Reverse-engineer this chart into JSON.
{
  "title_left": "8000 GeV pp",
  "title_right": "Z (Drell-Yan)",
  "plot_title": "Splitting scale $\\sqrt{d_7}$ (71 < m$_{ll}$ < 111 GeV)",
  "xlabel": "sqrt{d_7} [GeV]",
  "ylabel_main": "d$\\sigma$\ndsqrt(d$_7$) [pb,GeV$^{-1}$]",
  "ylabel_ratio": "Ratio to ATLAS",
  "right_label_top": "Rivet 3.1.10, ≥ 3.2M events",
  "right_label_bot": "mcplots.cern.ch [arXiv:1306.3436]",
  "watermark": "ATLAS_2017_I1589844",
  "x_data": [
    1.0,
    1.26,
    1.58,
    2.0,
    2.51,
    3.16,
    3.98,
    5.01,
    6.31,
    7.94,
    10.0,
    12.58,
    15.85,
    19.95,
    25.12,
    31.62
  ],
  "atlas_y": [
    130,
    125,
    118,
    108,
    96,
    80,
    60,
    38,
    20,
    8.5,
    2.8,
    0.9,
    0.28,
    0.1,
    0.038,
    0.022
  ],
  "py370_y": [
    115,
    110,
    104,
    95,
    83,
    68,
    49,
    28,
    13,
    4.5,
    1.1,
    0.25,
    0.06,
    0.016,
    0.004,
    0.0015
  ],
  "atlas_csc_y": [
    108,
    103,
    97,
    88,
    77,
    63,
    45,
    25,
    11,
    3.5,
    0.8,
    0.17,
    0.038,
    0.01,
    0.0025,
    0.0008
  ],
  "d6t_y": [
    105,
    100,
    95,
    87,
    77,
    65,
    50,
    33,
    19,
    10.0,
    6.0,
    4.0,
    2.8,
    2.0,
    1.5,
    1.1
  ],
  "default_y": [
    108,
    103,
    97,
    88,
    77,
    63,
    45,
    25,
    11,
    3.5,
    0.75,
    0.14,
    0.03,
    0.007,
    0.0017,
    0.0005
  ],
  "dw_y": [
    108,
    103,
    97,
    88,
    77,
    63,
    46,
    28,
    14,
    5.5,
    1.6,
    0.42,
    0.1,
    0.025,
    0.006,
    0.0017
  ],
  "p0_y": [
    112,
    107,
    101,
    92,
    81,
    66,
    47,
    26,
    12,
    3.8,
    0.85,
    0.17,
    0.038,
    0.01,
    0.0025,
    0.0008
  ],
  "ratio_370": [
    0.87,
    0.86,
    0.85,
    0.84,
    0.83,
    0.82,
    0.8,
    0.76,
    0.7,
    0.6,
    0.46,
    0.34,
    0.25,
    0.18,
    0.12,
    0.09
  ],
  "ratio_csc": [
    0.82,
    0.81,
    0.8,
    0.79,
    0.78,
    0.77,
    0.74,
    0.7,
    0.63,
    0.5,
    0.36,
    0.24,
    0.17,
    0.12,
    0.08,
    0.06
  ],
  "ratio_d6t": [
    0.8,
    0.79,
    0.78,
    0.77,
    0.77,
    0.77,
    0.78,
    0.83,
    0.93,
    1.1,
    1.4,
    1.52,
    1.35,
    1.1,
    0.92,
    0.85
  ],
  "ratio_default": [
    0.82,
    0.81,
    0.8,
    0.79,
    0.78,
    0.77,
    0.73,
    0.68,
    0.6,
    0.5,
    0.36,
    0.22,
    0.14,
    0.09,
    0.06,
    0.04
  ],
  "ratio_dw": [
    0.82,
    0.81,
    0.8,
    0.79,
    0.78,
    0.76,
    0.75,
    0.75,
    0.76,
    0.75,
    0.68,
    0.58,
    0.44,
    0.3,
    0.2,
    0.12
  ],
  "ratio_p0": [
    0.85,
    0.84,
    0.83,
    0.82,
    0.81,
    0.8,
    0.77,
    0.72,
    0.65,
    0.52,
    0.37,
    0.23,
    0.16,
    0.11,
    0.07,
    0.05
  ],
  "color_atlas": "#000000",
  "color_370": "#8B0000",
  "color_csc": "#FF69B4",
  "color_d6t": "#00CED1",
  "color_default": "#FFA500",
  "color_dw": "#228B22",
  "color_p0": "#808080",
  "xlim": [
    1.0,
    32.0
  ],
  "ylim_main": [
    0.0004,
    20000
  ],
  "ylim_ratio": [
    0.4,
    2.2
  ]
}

****************************************

Problem details:
Using the data above, reproduce every line exactly.

Output for this task:
Reverse-engineer this chart into JSON.
{
  "title_left": "8000 GeV pp",
  "title_right": "Z (Drell-Yan)",
  "plot_title": "Splitting scale $\\sqrt{d_7}$ (71 < m$_{ll}$ < 111 GeV)",
  "xlabel": "sqrt{d_7} [GeV]",
  "ylabel_main": "d$\\sigma$\ndsqrt(d$_7$) [pb,GeV$^{-1}$]",
  "ylabel_ratio": "Ratio to ATLAS",
  "right_label_top": "Rivet 3.1.10, ≥ 3.2M events",
  "right_label_bot": "mcplots.cern.ch [arXiv:1306.3436]",
  "watermark": "ATLAS_2017_I1589844",
  "x_data": [
    1.0,
    1.26,
    1.58,
    2.0,
    2.51,
    3.16,
    3.98,
    5.01,
    6.31,
    7.94,
    10.0,
    12.58,
    15.85,
    19.95,
    25.12,
    31.62
  ],
  "atlas_y": [
    130,
    125,
    118,
    108,
    96,
    80,
    60,
    38,
    20,
    8.5,
    2.8,
    0.9,
    0.28,
    0.1,
    0.038,
    0.022
  ],
  "py370_y": [
    115,
    110,
    104,
    95,
    83,
    68,
    49,
    28,
    13,
    4.5,
    1.1,
    0.25,
    0.06,
    0.016,
    0.004,
    0.0015
  ],
  "atlas_csc_y": [
    108,
    103,
    97,
    88,
    77,
    63,
    45,
    25,
    11,
    3.5,
    0.8,
    0.17,
    0.038,
    0.01,
    0.0025,
    0.0008
  ],
  "d6t_y": [
    105,
    100,
    95,
    87,
    77,
    65,
    50,
    33,
    19,
    10.0,
    6.0,
    4.0,
    2.8,
    2.0,
    1.5,
    1.1
  ],
  "default_y": [
    108,
    103,
    97,
    88,
    77,
    63,
    45,
    25,
    11,
    3.5,
    0.75,
    0.14,
    0.03,
    0.007,
    0.0017,
    0.0005
  ],
  "dw_y": [
    108,
    103,
    97,
    88,
    77,
    63,
    46,
    28,
    14,
    5.5,
    1.6,
    0.42,
    0.1,
    0.025,
    0.006,
    0.0017
  ],
  "p0_y": [
    112,
    107,
    101,
    92,
    81,
    66,
    47,
    26,
    12,
    3.8,
    0.85,
    0.17,
    0.038,
    0.01,
    0.0025,
    0.0008
  ],
  "ratio_370": [
    0.87,
    0.86,
    0.85,
    0.84,
    0.83,
    0.82,
    0.8,
    0.76,
    0.7,
    0.6,
    0.46,
    0.34,
    0.25,
    0.18,
    0.12,
    0.09
  ],
  "ratio_csc": [
    0.82,
    0.81,
    0.8,
    0.79,
    0.78,
    0.77,
    0.74,
    0.7,
    0.63,
    0.5,
    0.36,
    0.24,
    0.17,
    0.12,
    0.08,
    0.06
  ],
  "ratio_d6t": [
    0.8,
    0.79,
    0.78,
    0.77,
    0.77,
    0.77,
    0.78,
    0.83,
    0.93,
    1.1,
    1.4,
    1.52,
    1.35,
    1.1,
    0.92,
    0.85
  ],
  "ratio_default": [
    0.82,
    0.81,
    0.8,
    0.79,
    0.78,
    0.77,
    0.73,
    0.68,
    0.6,
    0.5,
    0.36,
    0.22,
    0.14,
    0.09,
    0.06,
    0.04
  ],
  "ratio_dw": [
    0.82,
    0.81,
    0.8,
    0.79,
    0.78,
    0.76,
    0.75,
    0.75,
    0.76,
    0.75,
    0.68,
    0.58,
    0.44,
    0.3,
    0.2,
    0.12
  ],
  "ratio_p0": [
    0.85,
    0.84,
    0.83,
    0.82,
    0.81,
    0.8,
    0.77,
    0.72,
    0.65,
    0.52,
    0.37,
    0.23,
    0.16,
    0.11,
    0.07,
    0.05
  ],
  "color_atlas": "#000000",
  "color_370": "#8B0000",
  "color_csc": "#FF69B4",
  "color_d6t": "#00CED1",
  "color_default": "#FFA500",
  "color_dw": "#228B22",
  "color_p0": "#808080",
  "xlim": [
    1.0,
    32.0
  ],
  "ylim_main": [
    0.0004,
    20000
  ],
  "ylim_ratio": [
    0.4,
    2.2
  ]
}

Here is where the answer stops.